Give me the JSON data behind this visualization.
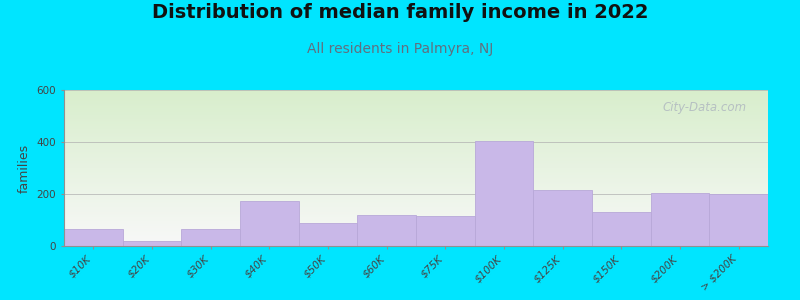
{
  "title": "Distribution of median family income in 2022",
  "subtitle": "All residents in Palmyra, NJ",
  "ylabel": "families",
  "categories": [
    "$10K",
    "$20K",
    "$30K",
    "$40K",
    "$50K",
    "$60K",
    "$75K",
    "$100K",
    "$125K",
    "$150K",
    "$200K",
    "> $200K"
  ],
  "values": [
    65,
    20,
    65,
    175,
    90,
    120,
    115,
    405,
    215,
    130,
    205,
    200
  ],
  "bar_color": "#c9b8e8",
  "bar_edgecolor": "#b8a8d8",
  "background_outer": "#00e5ff",
  "background_plot_top_left": "#d8eecc",
  "background_plot_bottom_right": "#f8f8f8",
  "title_fontsize": 14,
  "subtitle_fontsize": 10,
  "ylabel_fontsize": 9,
  "tick_fontsize": 7.5,
  "ylim": [
    0,
    600
  ],
  "yticks": [
    0,
    200,
    400,
    600
  ],
  "watermark_text": "City-Data.com",
  "watermark_color": "#b0b8c0",
  "subtitle_color": "#607080"
}
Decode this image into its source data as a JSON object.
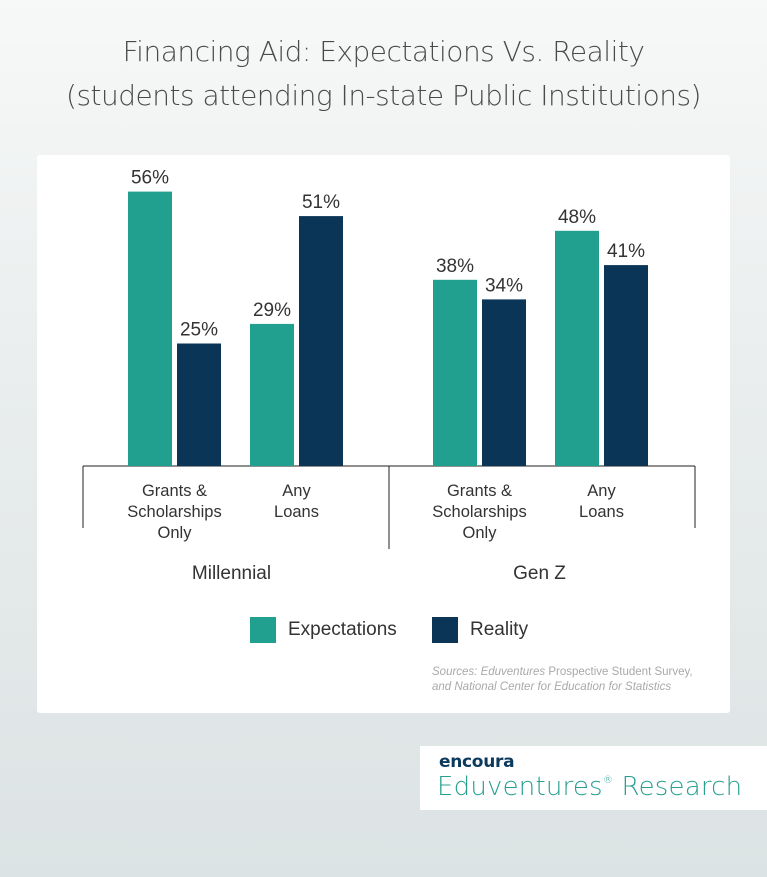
{
  "title": {
    "line1": "Financing Aid: Expectations Vs. Reality",
    "line2": "(students attending In-state Public Institutions)"
  },
  "colors": {
    "expectations": "#22a08f",
    "reality": "#0a3556",
    "axis": "#222222"
  },
  "chart_data": {
    "type": "bar",
    "groups": [
      {
        "name": "Millennial",
        "categories": [
          "Grants & Scholarships Only",
          "Any Loans"
        ],
        "series": [
          {
            "name": "Expectations",
            "values": [
              56,
              29
            ]
          },
          {
            "name": "Reality",
            "values": [
              25,
              51
            ]
          }
        ]
      },
      {
        "name": "Gen Z",
        "categories": [
          "Grants & Scholarships Only",
          "Any Loans"
        ],
        "series": [
          {
            "name": "Expectations",
            "values": [
              38,
              48
            ]
          },
          {
            "name": "Reality",
            "values": [
              34,
              41
            ]
          }
        ]
      }
    ],
    "category_label_lines": [
      [
        "Grants &",
        "Scholarships",
        "Only"
      ],
      [
        "Any",
        "Loans"
      ]
    ],
    "value_format": "{v}%",
    "ylim": [
      0,
      60
    ],
    "grid": false,
    "legend": "bottom-center"
  },
  "legend": {
    "expectations": "Expectations",
    "reality": "Reality"
  },
  "sources": {
    "prefix": "Sources: ",
    "name": "Eduventures",
    "line1_rest": " Prospective Student Survey,",
    "line2": "and National Center for Education for Statistics"
  },
  "brand": {
    "top": "encoura",
    "bottom": "Eduventures",
    "mark": "®",
    "bottom_rest": " Research"
  }
}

-=-=-

--- What you need to do ---
Transcribe every entry word for word, but omit the pictures.

--- Response to this exercise ---
Give me the JSON data behind this visualization.
{
  "title": "Distribution of median family income in 2022",
  "subtitle": "All residents in Palmyra, NJ",
  "ylabel": "families",
  "categories": [
    "$10K",
    "$20K",
    "$30K",
    "$40K",
    "$50K",
    "$60K",
    "$75K",
    "$100K",
    "$125K",
    "$150K",
    "$200K",
    "> $200K"
  ],
  "values": [
    65,
    20,
    65,
    175,
    90,
    120,
    115,
    405,
    215,
    130,
    205,
    200
  ],
  "bar_color": "#c9b8e8",
  "bar_edgecolor": "#b8a8d8",
  "background_outer": "#00e5ff",
  "background_plot_top_left": "#d8eecc",
  "background_plot_bottom_right": "#f8f8f8",
  "title_fontsize": 14,
  "subtitle_fontsize": 10,
  "ylabel_fontsize": 9,
  "tick_fontsize": 7.5,
  "ylim": [
    0,
    600
  ],
  "yticks": [
    0,
    200,
    400,
    600
  ],
  "watermark_text": "City-Data.com",
  "watermark_color": "#b0b8c0",
  "subtitle_color": "#607080"
}
Decode this image into its source data as a JSON object.
{
  "title": {
    "line1": "Financing Aid: Expectations Vs. Reality",
    "line2": "(students attending In-state Public Institutions)"
  },
  "colors": {
    "expectations": "#22a08f",
    "reality": "#0a3556",
    "axis": "#222222"
  },
  "chart_data": {
    "type": "bar",
    "groups": [
      {
        "name": "Millennial",
        "categories": [
          "Grants & Scholarships Only",
          "Any Loans"
        ],
        "series": [
          {
            "name": "Expectations",
            "values": [
              56,
              29
            ]
          },
          {
            "name": "Reality",
            "values": [
              25,
              51
            ]
          }
        ]
      },
      {
        "name": "Gen Z",
        "categories": [
          "Grants & Scholarships Only",
          "Any Loans"
        ],
        "series": [
          {
            "name": "Expectations",
            "values": [
              38,
              48
            ]
          },
          {
            "name": "Reality",
            "values": [
              34,
              41
            ]
          }
        ]
      }
    ],
    "category_label_lines": [
      [
        "Grants &",
        "Scholarships",
        "Only"
      ],
      [
        "Any",
        "Loans"
      ]
    ],
    "value_format": "{v}%",
    "ylim": [
      0,
      60
    ],
    "grid": false,
    "legend": "bottom-center"
  },
  "legend": {
    "expectations": "Expectations",
    "reality": "Reality"
  },
  "sources": {
    "prefix": "Sources: ",
    "name": "Eduventures",
    "line1_rest": " Prospective Student Survey,",
    "line2": "and National Center for Education for Statistics"
  },
  "brand": {
    "top": "encoura",
    "bottom": "Eduventures",
    "mark": "®",
    "bottom_rest": " Research"
  }
}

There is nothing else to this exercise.